■ Input
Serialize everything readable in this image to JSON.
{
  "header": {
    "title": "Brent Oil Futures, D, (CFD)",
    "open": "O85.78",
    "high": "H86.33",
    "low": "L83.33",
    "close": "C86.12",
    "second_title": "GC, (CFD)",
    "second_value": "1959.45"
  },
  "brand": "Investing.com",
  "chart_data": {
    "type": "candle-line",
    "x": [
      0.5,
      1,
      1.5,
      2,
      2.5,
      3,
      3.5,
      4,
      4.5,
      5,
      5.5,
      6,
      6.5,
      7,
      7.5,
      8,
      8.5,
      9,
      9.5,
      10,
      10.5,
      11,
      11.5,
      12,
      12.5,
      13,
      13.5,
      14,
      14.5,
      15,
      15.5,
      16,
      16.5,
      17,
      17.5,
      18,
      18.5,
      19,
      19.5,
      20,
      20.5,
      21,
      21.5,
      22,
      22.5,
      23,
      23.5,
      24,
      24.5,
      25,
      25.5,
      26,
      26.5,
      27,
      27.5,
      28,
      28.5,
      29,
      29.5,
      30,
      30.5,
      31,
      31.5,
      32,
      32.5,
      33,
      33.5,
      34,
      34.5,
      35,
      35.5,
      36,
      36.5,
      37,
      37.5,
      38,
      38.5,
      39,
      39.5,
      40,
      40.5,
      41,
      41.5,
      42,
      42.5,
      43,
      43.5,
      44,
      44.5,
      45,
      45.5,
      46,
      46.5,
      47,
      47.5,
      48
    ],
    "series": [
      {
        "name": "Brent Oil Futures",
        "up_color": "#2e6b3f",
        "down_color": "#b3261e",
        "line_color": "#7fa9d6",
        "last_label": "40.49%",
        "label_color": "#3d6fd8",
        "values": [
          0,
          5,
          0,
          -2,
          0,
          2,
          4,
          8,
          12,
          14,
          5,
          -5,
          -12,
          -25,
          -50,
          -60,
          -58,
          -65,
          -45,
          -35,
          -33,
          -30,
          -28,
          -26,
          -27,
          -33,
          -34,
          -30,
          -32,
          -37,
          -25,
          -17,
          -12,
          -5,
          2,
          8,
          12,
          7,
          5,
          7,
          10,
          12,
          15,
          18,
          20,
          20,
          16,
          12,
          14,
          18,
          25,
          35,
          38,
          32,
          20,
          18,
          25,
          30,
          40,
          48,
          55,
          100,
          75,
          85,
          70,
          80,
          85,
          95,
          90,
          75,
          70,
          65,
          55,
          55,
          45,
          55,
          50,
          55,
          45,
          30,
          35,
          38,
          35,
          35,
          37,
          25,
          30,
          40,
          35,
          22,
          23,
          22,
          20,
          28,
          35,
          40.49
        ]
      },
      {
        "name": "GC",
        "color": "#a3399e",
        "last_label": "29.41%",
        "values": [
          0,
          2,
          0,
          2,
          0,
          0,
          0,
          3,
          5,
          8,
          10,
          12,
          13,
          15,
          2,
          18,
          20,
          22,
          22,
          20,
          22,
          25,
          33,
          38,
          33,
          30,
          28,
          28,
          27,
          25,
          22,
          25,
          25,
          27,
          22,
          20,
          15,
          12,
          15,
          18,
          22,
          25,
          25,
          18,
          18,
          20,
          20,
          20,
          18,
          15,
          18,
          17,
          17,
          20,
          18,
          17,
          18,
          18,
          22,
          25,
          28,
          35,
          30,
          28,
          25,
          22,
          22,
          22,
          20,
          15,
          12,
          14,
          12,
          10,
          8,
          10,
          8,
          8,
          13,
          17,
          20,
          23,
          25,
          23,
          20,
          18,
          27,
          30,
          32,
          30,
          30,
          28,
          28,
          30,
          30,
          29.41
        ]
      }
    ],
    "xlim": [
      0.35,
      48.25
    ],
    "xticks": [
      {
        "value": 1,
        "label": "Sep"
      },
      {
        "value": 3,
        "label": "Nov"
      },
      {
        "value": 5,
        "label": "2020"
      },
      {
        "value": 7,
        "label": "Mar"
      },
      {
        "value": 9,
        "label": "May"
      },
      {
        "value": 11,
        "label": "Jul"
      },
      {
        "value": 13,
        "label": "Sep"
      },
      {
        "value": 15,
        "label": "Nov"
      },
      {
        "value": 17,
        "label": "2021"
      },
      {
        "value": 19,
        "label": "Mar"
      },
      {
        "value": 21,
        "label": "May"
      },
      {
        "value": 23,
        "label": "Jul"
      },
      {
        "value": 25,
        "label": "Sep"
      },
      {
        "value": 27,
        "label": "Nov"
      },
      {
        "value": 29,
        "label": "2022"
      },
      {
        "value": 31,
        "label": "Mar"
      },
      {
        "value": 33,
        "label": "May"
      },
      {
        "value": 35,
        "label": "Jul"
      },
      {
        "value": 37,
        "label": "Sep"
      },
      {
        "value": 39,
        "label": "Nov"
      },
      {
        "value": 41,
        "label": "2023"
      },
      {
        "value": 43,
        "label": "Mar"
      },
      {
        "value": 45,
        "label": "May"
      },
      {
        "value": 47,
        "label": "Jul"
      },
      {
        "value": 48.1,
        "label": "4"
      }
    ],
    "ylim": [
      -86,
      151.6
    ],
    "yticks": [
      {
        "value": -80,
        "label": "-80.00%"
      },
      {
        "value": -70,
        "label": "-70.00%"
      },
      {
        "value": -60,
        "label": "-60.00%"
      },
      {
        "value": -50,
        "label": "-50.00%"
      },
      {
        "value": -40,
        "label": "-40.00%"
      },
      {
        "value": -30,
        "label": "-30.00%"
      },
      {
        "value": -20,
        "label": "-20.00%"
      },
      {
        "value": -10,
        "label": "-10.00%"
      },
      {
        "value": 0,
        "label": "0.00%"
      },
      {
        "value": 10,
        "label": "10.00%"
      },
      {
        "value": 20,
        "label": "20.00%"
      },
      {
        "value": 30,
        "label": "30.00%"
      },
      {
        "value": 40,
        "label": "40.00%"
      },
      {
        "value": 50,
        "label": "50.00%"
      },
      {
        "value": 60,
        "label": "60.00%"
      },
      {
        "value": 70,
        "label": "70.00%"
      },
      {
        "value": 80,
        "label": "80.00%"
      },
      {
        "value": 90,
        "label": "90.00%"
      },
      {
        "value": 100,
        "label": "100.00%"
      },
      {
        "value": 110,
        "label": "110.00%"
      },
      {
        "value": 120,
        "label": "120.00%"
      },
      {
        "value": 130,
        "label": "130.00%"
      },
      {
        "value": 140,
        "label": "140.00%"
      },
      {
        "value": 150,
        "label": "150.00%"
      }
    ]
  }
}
---
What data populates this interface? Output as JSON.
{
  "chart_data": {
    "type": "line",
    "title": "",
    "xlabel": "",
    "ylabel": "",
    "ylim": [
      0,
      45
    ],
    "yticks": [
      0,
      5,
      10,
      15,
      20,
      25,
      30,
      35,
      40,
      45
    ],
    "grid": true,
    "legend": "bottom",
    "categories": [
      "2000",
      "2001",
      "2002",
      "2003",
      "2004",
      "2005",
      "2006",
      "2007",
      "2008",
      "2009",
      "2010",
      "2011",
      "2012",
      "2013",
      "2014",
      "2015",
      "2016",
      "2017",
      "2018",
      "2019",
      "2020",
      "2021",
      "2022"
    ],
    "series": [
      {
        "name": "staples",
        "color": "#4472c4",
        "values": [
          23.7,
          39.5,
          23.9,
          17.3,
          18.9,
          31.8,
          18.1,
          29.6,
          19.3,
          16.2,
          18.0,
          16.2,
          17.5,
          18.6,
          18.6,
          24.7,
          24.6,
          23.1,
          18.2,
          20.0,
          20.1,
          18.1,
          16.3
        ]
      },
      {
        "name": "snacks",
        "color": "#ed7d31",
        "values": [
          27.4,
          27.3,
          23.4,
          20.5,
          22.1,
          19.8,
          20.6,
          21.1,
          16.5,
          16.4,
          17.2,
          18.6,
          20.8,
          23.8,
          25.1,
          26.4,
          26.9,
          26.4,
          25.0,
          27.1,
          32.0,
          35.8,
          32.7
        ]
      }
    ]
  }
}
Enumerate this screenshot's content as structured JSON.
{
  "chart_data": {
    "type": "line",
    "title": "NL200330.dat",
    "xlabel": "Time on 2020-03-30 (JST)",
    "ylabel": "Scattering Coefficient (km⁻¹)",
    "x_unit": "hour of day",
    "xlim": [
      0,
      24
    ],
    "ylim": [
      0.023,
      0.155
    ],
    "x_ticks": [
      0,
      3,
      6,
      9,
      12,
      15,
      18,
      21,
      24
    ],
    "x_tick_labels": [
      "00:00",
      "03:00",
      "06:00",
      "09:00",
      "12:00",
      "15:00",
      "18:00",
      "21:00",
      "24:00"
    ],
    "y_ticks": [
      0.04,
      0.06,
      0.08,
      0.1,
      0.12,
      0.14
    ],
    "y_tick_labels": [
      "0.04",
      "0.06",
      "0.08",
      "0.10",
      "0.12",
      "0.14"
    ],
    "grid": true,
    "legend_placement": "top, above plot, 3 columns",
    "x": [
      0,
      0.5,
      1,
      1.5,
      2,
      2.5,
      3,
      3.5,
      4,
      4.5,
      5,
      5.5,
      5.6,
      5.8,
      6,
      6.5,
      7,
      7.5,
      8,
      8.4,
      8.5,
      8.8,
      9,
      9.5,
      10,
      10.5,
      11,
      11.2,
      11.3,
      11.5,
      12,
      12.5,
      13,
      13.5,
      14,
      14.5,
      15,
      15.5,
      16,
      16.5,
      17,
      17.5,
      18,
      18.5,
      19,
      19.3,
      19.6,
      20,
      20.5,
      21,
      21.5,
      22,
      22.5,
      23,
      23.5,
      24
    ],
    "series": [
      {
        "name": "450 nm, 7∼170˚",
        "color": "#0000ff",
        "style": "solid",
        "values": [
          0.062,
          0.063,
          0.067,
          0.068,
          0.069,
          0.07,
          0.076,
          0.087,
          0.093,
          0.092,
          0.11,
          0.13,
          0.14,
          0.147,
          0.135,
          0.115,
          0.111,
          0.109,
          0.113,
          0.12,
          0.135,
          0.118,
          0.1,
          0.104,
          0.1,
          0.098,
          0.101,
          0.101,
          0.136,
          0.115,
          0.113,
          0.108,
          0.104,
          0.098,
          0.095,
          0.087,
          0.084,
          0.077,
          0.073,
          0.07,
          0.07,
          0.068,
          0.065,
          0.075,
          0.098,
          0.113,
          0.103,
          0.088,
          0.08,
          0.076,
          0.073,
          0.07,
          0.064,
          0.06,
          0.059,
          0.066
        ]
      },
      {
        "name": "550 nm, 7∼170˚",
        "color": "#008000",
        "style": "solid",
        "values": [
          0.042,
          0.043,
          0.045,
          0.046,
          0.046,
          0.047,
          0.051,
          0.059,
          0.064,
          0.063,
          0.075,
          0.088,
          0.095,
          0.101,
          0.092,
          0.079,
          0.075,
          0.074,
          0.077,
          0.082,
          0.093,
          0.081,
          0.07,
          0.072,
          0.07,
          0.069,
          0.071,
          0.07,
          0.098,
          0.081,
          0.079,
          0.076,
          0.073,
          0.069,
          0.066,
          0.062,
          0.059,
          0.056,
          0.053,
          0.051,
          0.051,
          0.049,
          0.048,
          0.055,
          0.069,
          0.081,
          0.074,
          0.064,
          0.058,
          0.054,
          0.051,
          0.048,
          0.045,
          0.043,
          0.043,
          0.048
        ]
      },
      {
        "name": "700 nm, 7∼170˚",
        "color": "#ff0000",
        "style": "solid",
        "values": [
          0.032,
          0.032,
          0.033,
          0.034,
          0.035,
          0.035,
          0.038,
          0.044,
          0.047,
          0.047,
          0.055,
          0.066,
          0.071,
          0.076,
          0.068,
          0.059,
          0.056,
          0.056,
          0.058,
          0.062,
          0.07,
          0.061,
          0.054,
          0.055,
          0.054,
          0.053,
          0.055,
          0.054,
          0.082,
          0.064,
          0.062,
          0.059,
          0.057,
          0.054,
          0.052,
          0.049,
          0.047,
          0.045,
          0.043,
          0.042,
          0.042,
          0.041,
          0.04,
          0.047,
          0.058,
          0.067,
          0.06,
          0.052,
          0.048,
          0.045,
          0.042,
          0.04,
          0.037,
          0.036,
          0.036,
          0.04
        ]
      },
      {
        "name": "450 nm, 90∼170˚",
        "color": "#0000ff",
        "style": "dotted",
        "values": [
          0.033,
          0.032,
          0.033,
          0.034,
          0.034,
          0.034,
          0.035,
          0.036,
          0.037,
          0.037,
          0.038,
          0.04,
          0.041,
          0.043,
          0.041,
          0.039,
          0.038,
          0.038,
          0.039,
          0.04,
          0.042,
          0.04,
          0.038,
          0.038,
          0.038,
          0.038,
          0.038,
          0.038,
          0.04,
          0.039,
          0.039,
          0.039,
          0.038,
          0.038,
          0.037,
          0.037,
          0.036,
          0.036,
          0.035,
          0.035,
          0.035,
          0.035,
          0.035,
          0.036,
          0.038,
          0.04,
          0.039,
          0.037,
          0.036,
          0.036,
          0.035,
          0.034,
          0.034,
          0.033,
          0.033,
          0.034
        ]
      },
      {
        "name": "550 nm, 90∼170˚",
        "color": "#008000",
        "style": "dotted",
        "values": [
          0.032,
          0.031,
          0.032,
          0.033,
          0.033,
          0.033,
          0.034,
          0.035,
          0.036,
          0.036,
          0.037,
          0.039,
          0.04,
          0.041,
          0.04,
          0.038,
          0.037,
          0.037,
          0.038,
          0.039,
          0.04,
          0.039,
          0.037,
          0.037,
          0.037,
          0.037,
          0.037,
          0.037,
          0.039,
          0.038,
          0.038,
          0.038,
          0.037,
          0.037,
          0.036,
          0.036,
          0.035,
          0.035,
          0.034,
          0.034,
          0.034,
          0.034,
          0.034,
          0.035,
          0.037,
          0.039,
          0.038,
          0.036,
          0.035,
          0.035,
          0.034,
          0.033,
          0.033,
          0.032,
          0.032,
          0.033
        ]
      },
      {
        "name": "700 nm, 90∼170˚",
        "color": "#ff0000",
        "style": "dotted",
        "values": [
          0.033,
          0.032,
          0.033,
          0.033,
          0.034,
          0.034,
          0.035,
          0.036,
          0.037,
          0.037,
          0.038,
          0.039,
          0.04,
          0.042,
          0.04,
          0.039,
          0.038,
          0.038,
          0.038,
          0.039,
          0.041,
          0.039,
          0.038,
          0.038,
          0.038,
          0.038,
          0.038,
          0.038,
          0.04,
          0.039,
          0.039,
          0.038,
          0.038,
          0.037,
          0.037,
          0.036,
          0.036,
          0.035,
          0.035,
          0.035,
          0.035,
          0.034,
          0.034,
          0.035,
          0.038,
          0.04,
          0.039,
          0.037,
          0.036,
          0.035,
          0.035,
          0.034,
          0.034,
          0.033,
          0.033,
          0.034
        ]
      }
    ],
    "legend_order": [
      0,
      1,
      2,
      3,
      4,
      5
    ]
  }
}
* * *
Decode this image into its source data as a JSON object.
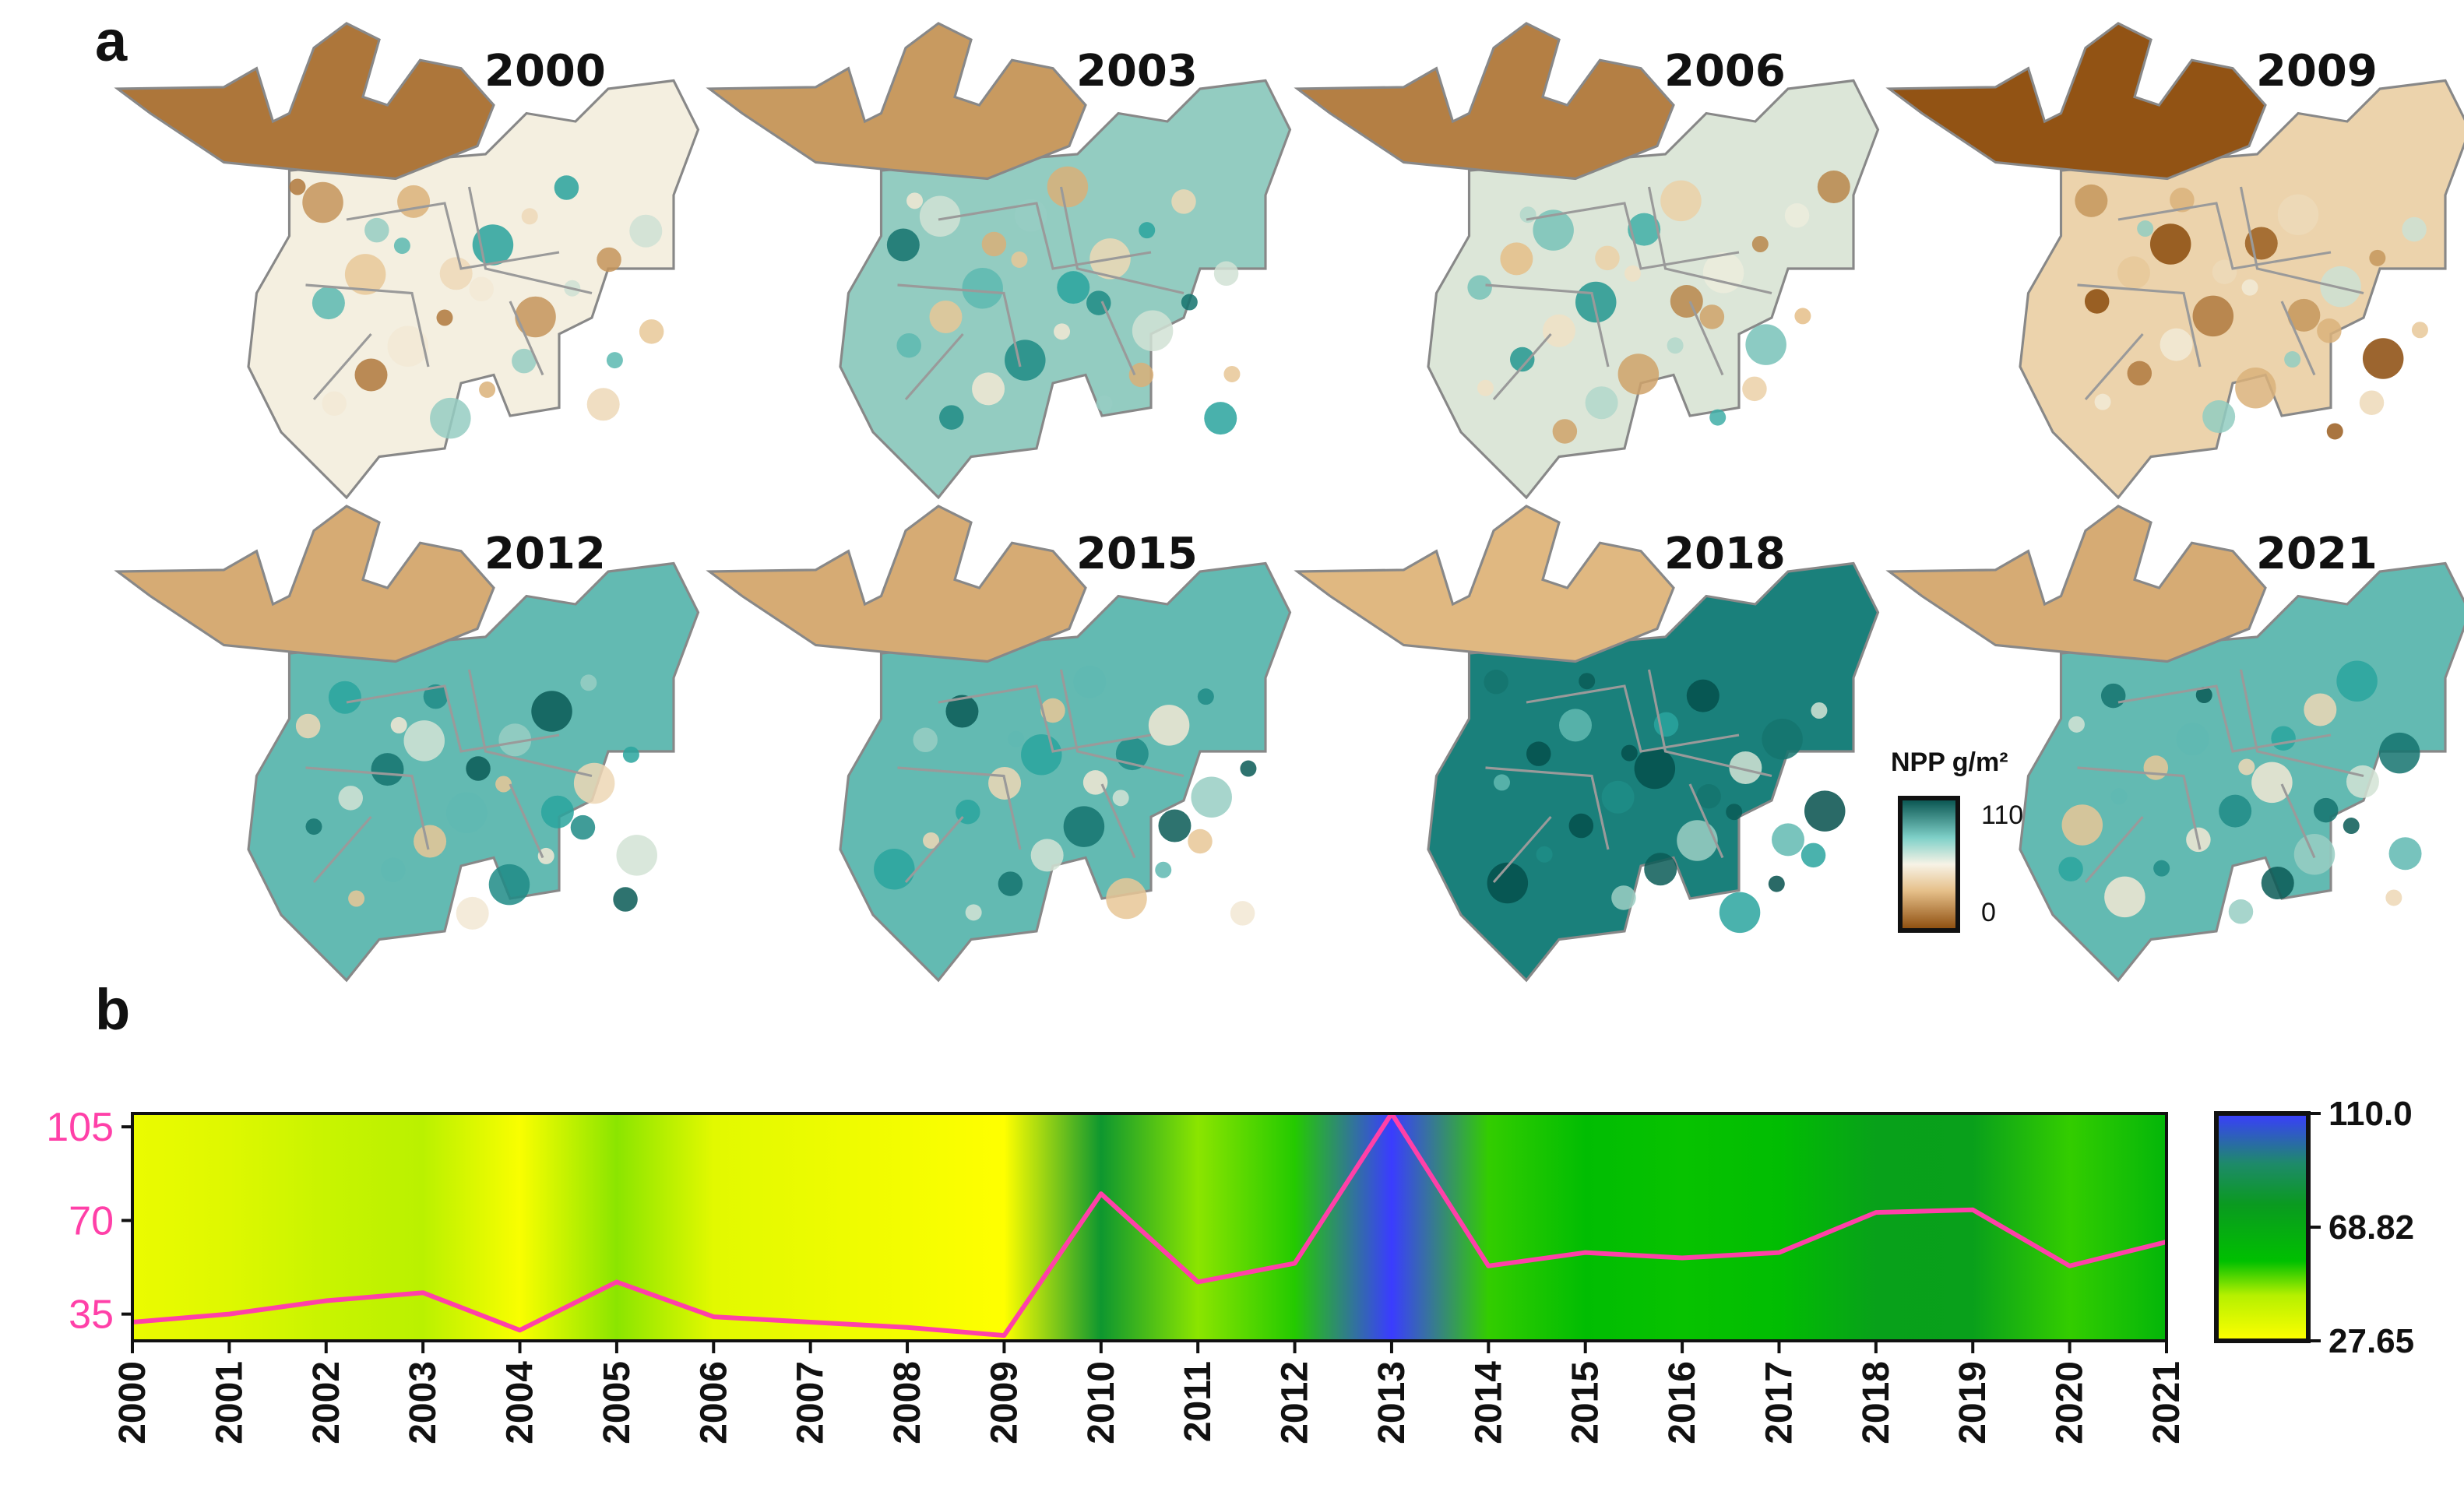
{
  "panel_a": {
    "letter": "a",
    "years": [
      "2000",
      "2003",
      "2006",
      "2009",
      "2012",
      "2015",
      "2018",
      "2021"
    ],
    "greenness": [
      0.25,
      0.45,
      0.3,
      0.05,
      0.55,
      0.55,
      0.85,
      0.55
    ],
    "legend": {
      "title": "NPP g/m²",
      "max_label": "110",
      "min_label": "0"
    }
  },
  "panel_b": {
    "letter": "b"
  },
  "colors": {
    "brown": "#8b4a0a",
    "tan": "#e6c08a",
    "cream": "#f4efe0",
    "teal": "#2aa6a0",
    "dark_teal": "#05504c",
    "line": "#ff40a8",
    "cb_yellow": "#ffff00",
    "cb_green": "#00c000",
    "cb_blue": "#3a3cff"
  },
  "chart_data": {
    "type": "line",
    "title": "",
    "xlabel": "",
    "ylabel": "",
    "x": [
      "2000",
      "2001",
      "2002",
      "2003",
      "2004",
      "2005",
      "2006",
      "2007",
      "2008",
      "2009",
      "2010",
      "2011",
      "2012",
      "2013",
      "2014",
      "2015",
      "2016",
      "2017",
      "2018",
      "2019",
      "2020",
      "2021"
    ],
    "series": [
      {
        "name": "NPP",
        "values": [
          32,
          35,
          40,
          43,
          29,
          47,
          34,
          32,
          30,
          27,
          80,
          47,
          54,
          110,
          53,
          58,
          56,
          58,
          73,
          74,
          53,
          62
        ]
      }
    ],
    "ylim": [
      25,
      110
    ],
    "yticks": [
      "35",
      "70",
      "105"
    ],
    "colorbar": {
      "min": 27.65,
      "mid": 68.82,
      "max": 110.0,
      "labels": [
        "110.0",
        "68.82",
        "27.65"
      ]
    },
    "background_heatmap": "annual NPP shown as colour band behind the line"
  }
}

■ Given exercise
Filter the records for lines holding the string "image". Copy each one.

■ Written solution
Serialize everything readable in this image to JSON.
Decode this image into its source data as a JSON object.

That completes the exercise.